▶ [What is expected]: Convert every line of the rows below into a Markdown table with two columns, No. for the line number and Text for the line itself, omitting blank lines. Leave the pictures out of your table.

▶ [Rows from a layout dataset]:
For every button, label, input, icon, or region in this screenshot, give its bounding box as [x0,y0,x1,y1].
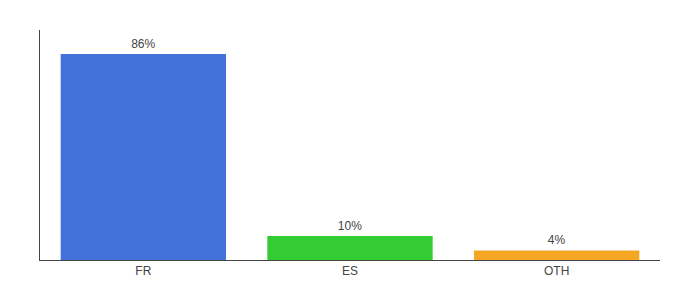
svg-text:86%: 86% [131,37,155,51]
svg-text:OTH: OTH [544,264,569,278]
svg-text:FR: FR [135,264,151,278]
svg-text:ES: ES [342,264,358,278]
svg-text:4%: 4% [548,233,566,247]
svg-text:10%: 10% [338,219,362,233]
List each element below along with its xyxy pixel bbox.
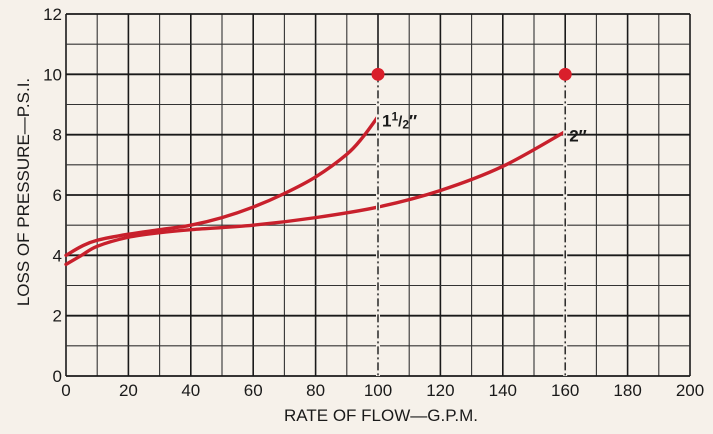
- y-axis-label: LOSS OF PRESSURE—P.S.I.: [14, 78, 33, 306]
- x-tick-label: 40: [181, 381, 200, 400]
- x-tick-label: 0: [61, 381, 70, 400]
- series-lines: 11/2″ 2″: [64, 110, 587, 267]
- x-tick-label: 120: [426, 381, 454, 400]
- series-label: 2″: [569, 127, 587, 146]
- x-axis-tick-labels: 0 20 40 60 80 100 120 140 160 180 200: [61, 381, 704, 400]
- series-line: [64, 114, 380, 258]
- limit-marker: [558, 67, 572, 81]
- limit-markers: [371, 67, 572, 376]
- x-axis-label: RATE OF FLOW—G.P.M.: [284, 406, 478, 425]
- limit-marker: [371, 67, 385, 81]
- x-tick-label: 20: [119, 381, 138, 400]
- y-tick-label: 0: [53, 367, 62, 386]
- x-tick-label: 60: [244, 381, 263, 400]
- y-tick-label: 12: [43, 5, 62, 24]
- y-tick-label: 8: [53, 126, 62, 145]
- x-tick-label: 80: [306, 381, 325, 400]
- y-axis-tick-labels: 0 2 4 6 8 10 12: [43, 5, 62, 386]
- series-line: [64, 129, 567, 267]
- y-tick-label: 2: [53, 307, 62, 326]
- x-tick-label: 180: [613, 381, 641, 400]
- x-tick-label: 200: [676, 381, 704, 400]
- x-tick-label: 140: [489, 381, 517, 400]
- x-tick-label: 100: [364, 381, 392, 400]
- y-tick-label: 6: [53, 186, 62, 205]
- y-tick-label: 4: [53, 246, 62, 265]
- x-tick-label: 160: [551, 381, 579, 400]
- y-tick-label: 10: [43, 65, 62, 84]
- series-label: 11/2″: [382, 110, 417, 132]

▶ [Final result]:
| No. | Text |
|---|---|
| 1 | For every button, label, input, icon, or region in this screenshot, give its bounding box as [x0,y0,x1,y1]. |
| 2 | svg-text:86%: 86% [131,37,155,51] |
| 3 | svg-text:OTH: OTH [544,264,569,278] |
| 4 | svg-text:FR: FR [135,264,151,278] |
| 5 | svg-text:ES: ES [342,264,358,278] |
| 6 | svg-text:4%: 4% [548,233,566,247] |
| 7 | svg-text:10%: 10% [338,219,362,233] |
| 8 | List each element below along with its xyxy pixel bbox. |
| 9 | - y-axis-label: LOSS OF PRESSURE—P.S.I.: [14, 78, 33, 306] |
| 10 | - x-tick-label: 40: [181, 381, 200, 400] |
| 11 | - x-tick-label: 0: [61, 381, 70, 400] |
| 12 | - series-lines: 11/2″ 2″: [64, 110, 587, 267] |
| 13 | - x-tick-label: 120: [426, 381, 454, 400] |
| 14 | - series-label: 2″: [569, 127, 587, 146] |
| 15 | - x-axis-tick-labels: 0 20 40 60 80 100 120 140 160 180 200: [61, 381, 704, 400] |
| 16 | - series-line: [64, 114, 380, 258] |
| 17 | - limit-marker: [558, 67, 572, 81] |
| 18 | - limit-markers: [371, 67, 572, 376] |
| 19 | - x-axis-label: RATE OF FLOW—G.P.M.: [284, 406, 478, 425] |
| 20 | - limit-marker: [371, 67, 385, 81] |
| 21 | - x-tick-label: 20: [119, 381, 138, 400] |
| 22 | - y-tick-label: 0: [53, 367, 62, 386] |
| 23 | - x-tick-label: 60: [244, 381, 263, 400] |
| 24 | - y-tick-label: 12: [43, 5, 62, 24] |
| 25 | - y-tick-label: 8: [53, 126, 62, 145] |
| 26 | - x-tick-label: 80: [306, 381, 325, 400] |
| 27 | - y-axis-tick-labels: 0 2 4 6 8 10 12: [43, 5, 62, 386] |
| 28 | - series-line: [64, 129, 567, 267] |
| 29 | - y-tick-label: 2: [53, 307, 62, 326] |
| 30 | - x-tick-label: 180: [613, 381, 641, 400] |
| 31 | - x-tick-label: 200: [676, 381, 704, 400] |
| 32 | - x-tick-label: 140: [489, 381, 517, 400] |
| 33 | - x-tick-label: 100: [364, 381, 392, 400] |
| 34 | - y-tick-label: 6: [53, 186, 62, 205] |
| 35 | - y-tick-label: 4: [53, 246, 62, 265] |
| 36 | - x-tick-label: 160: [551, 381, 579, 400] |
| 37 | - y-tick-label: 10: [43, 65, 62, 84] |
| 38 | - series-label: 11/2″: [382, 110, 417, 132] |